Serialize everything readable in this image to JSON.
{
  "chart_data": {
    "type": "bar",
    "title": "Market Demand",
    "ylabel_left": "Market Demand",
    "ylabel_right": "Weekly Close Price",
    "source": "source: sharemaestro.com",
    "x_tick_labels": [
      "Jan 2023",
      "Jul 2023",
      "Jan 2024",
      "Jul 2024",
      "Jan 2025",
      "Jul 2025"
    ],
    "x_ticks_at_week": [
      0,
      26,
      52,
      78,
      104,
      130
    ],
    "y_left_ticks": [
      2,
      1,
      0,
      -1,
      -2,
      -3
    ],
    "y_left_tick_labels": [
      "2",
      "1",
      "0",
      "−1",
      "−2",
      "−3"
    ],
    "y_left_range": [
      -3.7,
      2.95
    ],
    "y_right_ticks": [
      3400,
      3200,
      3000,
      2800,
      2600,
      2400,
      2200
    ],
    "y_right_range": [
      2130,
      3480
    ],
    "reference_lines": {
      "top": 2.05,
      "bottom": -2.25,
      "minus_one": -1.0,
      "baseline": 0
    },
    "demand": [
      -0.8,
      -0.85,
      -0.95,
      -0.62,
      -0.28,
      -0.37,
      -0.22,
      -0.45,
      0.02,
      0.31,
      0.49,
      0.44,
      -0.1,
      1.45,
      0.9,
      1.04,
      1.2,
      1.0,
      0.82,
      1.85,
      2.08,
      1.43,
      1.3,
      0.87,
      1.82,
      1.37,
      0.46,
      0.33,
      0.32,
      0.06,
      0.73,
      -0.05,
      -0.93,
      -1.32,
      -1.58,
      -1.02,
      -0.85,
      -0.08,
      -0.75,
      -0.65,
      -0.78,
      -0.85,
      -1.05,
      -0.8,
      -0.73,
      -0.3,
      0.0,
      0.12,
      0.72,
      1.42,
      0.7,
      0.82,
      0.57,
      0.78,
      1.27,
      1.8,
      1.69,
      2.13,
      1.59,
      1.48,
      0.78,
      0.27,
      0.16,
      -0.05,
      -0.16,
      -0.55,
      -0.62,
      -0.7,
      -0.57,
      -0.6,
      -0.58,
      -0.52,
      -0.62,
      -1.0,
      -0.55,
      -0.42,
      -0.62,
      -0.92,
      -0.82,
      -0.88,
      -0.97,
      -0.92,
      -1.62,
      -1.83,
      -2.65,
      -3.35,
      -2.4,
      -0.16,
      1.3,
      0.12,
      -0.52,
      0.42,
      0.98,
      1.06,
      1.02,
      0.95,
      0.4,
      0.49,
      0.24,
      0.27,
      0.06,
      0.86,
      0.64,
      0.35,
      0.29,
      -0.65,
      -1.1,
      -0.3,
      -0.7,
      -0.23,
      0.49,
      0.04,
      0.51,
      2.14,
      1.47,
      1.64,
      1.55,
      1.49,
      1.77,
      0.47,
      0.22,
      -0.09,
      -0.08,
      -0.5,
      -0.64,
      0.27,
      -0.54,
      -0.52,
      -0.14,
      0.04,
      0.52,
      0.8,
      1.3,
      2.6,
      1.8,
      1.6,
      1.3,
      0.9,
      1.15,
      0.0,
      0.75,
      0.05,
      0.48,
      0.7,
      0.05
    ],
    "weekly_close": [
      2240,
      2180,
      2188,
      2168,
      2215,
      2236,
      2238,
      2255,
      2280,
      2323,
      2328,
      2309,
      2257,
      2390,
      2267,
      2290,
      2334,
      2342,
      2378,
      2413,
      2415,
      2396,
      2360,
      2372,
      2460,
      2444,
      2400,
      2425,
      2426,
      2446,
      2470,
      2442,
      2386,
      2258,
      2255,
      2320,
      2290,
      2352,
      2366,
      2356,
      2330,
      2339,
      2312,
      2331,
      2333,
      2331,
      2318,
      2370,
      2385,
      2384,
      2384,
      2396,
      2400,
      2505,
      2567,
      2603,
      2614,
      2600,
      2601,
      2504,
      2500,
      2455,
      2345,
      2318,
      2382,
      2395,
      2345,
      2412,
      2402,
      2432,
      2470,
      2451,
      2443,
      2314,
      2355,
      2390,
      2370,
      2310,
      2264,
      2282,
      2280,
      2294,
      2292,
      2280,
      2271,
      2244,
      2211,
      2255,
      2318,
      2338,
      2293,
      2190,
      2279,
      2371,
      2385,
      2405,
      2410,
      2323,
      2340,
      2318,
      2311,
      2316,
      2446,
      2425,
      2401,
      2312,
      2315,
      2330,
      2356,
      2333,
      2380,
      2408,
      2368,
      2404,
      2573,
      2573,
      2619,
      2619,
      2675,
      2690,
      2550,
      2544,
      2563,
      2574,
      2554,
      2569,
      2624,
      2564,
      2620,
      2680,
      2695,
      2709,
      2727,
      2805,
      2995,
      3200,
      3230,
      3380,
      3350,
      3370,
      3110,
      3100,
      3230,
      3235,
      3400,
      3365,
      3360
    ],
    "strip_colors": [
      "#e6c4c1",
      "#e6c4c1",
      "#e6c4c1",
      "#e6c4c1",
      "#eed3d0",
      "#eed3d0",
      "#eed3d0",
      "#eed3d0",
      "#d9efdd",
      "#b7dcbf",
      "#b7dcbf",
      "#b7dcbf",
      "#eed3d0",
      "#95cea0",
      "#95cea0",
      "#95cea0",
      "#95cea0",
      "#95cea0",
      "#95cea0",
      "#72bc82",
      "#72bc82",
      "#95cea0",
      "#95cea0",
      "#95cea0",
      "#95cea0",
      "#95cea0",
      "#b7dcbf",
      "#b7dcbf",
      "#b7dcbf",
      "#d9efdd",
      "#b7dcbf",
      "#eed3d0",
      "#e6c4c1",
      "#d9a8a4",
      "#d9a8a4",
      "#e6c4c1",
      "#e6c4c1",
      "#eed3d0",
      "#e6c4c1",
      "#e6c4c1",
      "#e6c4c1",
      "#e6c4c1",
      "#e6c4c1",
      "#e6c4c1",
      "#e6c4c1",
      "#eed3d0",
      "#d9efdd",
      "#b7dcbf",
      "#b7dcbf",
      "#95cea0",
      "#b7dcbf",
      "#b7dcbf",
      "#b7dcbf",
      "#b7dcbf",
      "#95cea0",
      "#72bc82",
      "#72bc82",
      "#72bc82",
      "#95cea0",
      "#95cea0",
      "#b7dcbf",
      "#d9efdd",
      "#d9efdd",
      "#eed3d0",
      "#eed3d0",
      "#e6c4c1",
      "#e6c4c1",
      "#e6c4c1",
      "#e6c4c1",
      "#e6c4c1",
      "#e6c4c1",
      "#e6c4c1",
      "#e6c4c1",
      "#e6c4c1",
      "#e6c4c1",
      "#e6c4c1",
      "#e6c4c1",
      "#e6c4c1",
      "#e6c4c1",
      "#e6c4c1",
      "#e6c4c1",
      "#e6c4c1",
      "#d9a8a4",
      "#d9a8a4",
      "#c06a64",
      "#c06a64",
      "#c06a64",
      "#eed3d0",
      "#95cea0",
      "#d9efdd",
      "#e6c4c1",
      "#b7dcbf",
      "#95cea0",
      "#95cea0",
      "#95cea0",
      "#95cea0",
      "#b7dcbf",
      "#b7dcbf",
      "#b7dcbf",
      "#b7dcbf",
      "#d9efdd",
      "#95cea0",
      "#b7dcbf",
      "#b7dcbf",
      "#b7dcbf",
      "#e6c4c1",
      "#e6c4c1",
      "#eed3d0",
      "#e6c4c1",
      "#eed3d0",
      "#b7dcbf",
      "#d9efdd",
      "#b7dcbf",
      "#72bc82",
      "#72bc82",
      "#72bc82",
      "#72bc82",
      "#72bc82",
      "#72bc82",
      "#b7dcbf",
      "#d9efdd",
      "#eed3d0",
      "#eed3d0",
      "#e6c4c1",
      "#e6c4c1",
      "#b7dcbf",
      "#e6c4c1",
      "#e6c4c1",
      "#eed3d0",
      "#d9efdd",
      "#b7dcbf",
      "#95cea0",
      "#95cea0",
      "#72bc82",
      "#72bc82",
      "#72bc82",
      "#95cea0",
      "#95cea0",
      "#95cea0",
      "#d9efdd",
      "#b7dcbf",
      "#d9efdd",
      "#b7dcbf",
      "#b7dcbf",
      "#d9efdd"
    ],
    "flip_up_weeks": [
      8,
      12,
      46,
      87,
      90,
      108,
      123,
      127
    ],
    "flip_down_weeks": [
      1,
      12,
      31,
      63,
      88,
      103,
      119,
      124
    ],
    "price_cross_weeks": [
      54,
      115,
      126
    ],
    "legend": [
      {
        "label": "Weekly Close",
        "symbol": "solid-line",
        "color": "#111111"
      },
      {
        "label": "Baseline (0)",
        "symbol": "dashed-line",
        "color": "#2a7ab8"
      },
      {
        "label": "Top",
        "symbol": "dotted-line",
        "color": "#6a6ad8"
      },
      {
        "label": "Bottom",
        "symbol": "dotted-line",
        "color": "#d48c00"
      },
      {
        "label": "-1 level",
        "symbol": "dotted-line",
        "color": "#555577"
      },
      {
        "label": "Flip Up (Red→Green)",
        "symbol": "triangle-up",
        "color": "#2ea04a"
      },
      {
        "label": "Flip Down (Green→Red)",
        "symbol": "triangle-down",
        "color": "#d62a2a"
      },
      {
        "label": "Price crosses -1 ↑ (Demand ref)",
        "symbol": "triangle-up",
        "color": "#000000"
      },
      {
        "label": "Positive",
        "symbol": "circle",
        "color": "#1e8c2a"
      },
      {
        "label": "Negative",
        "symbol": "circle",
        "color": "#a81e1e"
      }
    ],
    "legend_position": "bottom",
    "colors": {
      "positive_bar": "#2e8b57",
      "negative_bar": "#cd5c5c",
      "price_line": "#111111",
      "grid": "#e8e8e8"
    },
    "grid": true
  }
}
==
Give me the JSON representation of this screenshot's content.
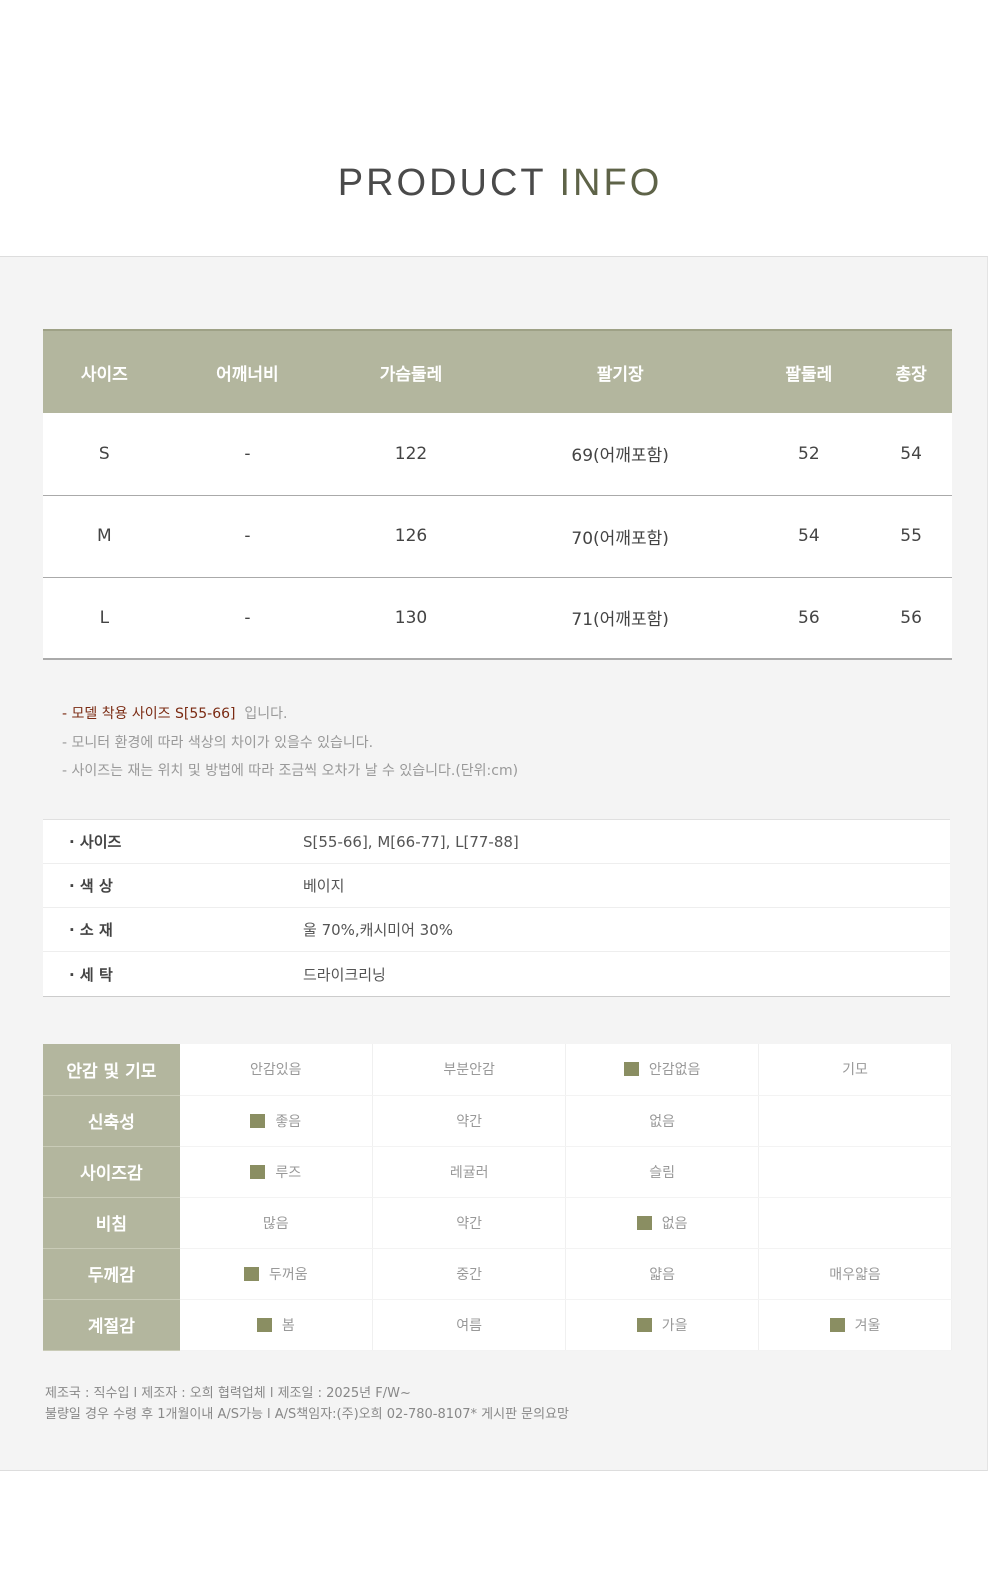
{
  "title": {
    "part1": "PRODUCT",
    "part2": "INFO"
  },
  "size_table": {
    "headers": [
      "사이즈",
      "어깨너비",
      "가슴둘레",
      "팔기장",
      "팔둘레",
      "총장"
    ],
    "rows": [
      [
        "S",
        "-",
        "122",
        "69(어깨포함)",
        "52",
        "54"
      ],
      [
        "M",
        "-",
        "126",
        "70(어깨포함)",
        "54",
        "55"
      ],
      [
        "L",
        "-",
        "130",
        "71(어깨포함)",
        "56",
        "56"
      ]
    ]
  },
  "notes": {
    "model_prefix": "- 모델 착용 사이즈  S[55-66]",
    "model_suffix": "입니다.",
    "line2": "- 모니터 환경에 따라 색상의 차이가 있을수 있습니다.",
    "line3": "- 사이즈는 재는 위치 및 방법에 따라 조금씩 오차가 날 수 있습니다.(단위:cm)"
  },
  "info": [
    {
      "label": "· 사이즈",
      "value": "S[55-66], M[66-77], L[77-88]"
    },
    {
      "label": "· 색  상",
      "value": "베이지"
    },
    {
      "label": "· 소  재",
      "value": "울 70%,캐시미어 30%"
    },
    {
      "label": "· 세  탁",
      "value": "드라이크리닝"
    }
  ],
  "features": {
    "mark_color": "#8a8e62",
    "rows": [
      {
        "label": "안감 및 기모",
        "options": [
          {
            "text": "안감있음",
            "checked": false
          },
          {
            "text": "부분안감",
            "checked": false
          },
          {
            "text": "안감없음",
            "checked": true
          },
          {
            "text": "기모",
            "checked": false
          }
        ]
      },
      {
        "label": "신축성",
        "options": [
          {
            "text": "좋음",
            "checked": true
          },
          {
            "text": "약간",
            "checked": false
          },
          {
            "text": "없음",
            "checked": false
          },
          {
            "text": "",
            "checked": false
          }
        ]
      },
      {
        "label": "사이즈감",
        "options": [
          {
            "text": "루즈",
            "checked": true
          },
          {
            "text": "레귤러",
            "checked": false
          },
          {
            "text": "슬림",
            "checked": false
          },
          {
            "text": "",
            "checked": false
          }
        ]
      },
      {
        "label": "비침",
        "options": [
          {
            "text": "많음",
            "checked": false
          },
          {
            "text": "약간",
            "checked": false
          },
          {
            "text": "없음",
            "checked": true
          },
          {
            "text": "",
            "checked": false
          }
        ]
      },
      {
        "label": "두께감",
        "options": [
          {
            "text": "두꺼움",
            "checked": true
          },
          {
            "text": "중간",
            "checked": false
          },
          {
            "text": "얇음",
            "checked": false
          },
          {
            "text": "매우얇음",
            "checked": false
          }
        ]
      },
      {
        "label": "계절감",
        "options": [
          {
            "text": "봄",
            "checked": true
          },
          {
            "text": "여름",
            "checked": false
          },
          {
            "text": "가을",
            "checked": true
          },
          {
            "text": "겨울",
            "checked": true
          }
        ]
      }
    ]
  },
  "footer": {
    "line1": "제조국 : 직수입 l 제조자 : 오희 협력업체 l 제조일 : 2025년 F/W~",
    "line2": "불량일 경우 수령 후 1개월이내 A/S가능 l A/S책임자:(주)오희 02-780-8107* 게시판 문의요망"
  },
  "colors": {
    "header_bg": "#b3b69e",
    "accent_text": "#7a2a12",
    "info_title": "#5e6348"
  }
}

What needs to be done:
Tell how many lines of the data include the word "있습니다", and nothing else.

Response:
2